_What is asked_
From the entries provided below, copy each line that contains the word "Configuration".

[Collected data]

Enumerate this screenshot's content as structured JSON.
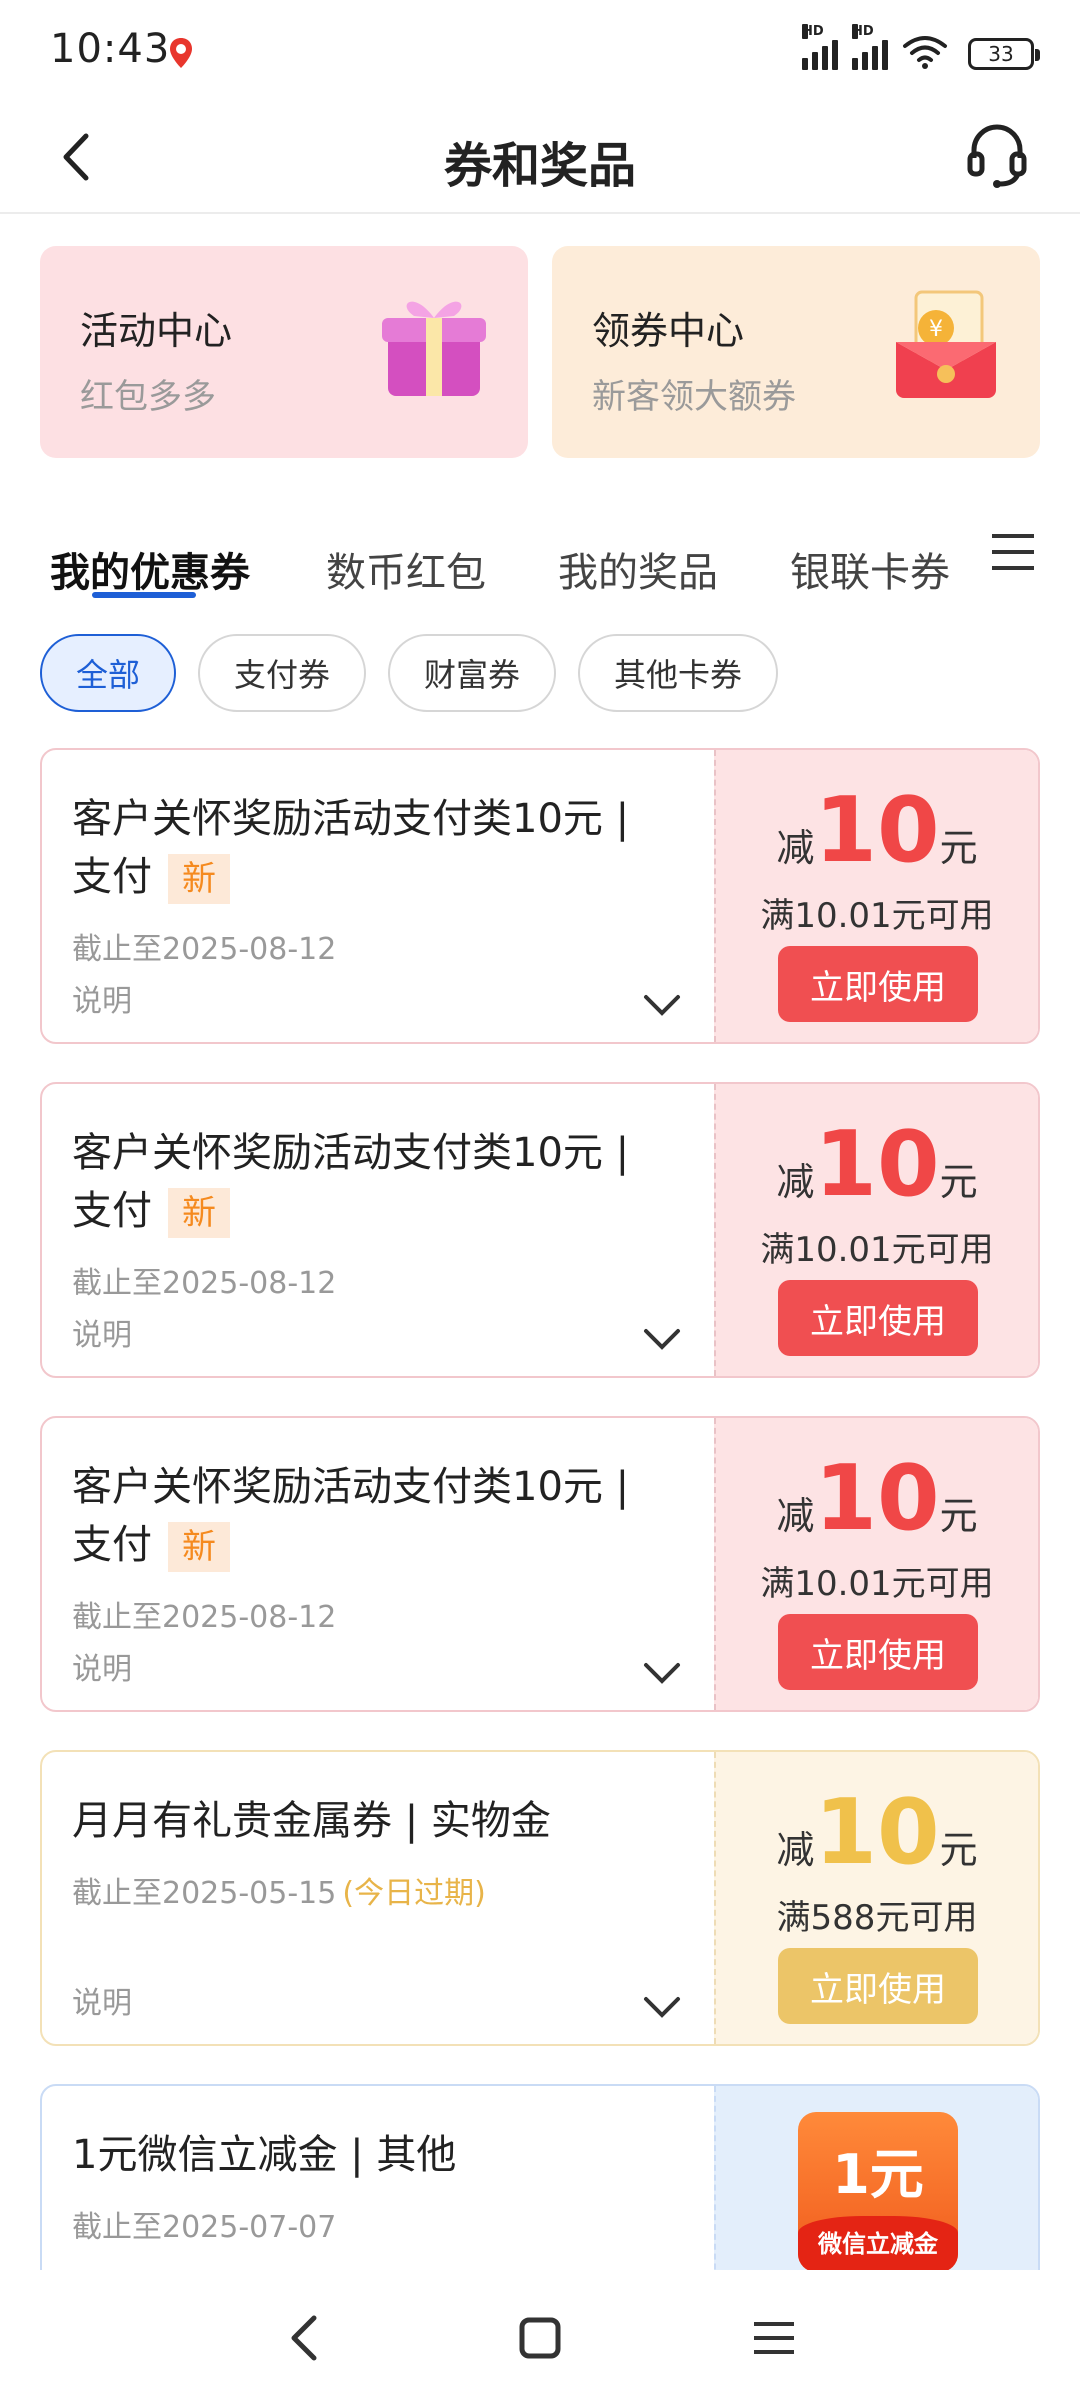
{
  "status_bar": {
    "time": "10:43",
    "signal_label": "HD",
    "battery": "33"
  },
  "header": {
    "title": "券和奖品"
  },
  "promos": [
    {
      "title": "活动中心",
      "subtitle": "红包多多",
      "icon": "gift-box-icon"
    },
    {
      "title": "领券中心",
      "subtitle": "新客领大额券",
      "icon": "red-envelope-icon"
    }
  ],
  "tabs": [
    "我的优惠券",
    "数币红包",
    "我的奖品",
    "银联卡券"
  ],
  "filters": [
    "全部",
    "支付券",
    "财富券",
    "其他卡券"
  ],
  "coupons": [
    {
      "title": "客户关怀奖励活动支付类10元 | 支付",
      "tag": "新",
      "expire": "截止至2025-08-12",
      "desc": "说明",
      "prefix": "减",
      "amount": "10",
      "unit": "元",
      "condition": "满10.01元可用",
      "button": "立即使用"
    },
    {
      "title": "客户关怀奖励活动支付类10元 | 支付",
      "tag": "新",
      "expire": "截止至2025-08-12",
      "desc": "说明",
      "prefix": "减",
      "amount": "10",
      "unit": "元",
      "condition": "满10.01元可用",
      "button": "立即使用"
    },
    {
      "title": "客户关怀奖励活动支付类10元 | 支付",
      "tag": "新",
      "expire": "截止至2025-08-12",
      "desc": "说明",
      "prefix": "减",
      "amount": "10",
      "unit": "元",
      "condition": "满10.01元可用",
      "button": "立即使用"
    },
    {
      "title": "月月有礼贵金属券 | 实物金",
      "expire": "截止至2025-05-15",
      "expire_note": "(今日过期)",
      "desc": "说明",
      "prefix": "减",
      "amount": "10",
      "unit": "元",
      "condition": "满588元可用",
      "button": "立即使用"
    },
    {
      "title": "1元微信立减金 | 其他",
      "expire": "截止至2025-07-07",
      "badge_amount": "1元",
      "badge_label": "微信立减金"
    }
  ],
  "colors": {
    "accent": "#1e5fd6",
    "coupon_red": "#f04747",
    "coupon_gold": "#f0c14b"
  }
}
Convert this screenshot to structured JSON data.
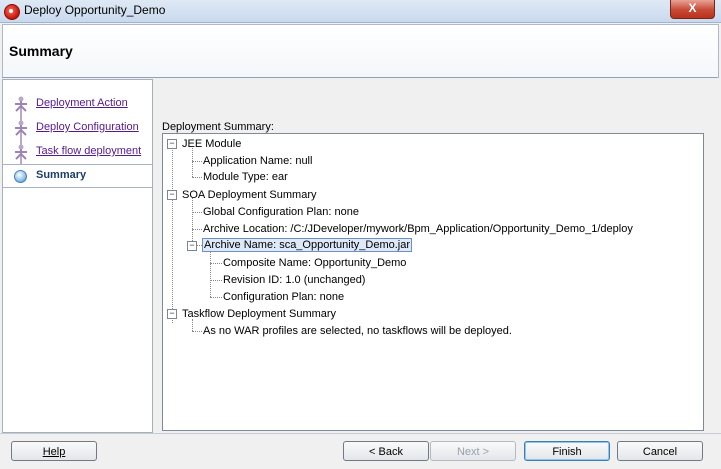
{
  "window": {
    "title": "Deploy Opportunity_Demo",
    "close_label": "X"
  },
  "header": {
    "title": "Summary"
  },
  "nav": {
    "items": [
      {
        "label": "Deployment Action",
        "state": "visited"
      },
      {
        "label": "Deploy Configuration",
        "state": "visited"
      },
      {
        "label": "Task flow deployment",
        "state": "visited"
      },
      {
        "label": "Summary",
        "state": "current"
      }
    ]
  },
  "content": {
    "summary_label": "Deployment Summary:",
    "tree": {
      "jee_module": "JEE Module",
      "application_name": "Application Name: null",
      "module_type": "Module Type: ear",
      "soa_summary": "SOA Deployment Summary",
      "global_config_plan": "Global Configuration Plan: none",
      "archive_location": "Archive Location: /C:/JDeveloper/mywork/Bpm_Application/Opportunity_Demo_1/deploy",
      "archive_name": "Archive Name: sca_Opportunity_Demo.jar",
      "composite_name": "Composite Name: Opportunity_Demo",
      "revision_id": "Revision ID: 1.0 (unchanged)",
      "configuration_plan": "Configuration Plan: none",
      "taskflow_summary": "Taskflow Deployment Summary",
      "taskflow_note": "As no WAR profiles are selected, no taskflows will be deployed."
    }
  },
  "buttons": {
    "help": "Help",
    "back": "< Back",
    "next": "Next >",
    "finish": "Finish",
    "cancel": "Cancel"
  }
}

_Task answer_
        "label": "Deploy Configuration",
      "global_config_plan": "Global Configuration Plan: none",
      "configuration_plan": "Configuration Plan: none",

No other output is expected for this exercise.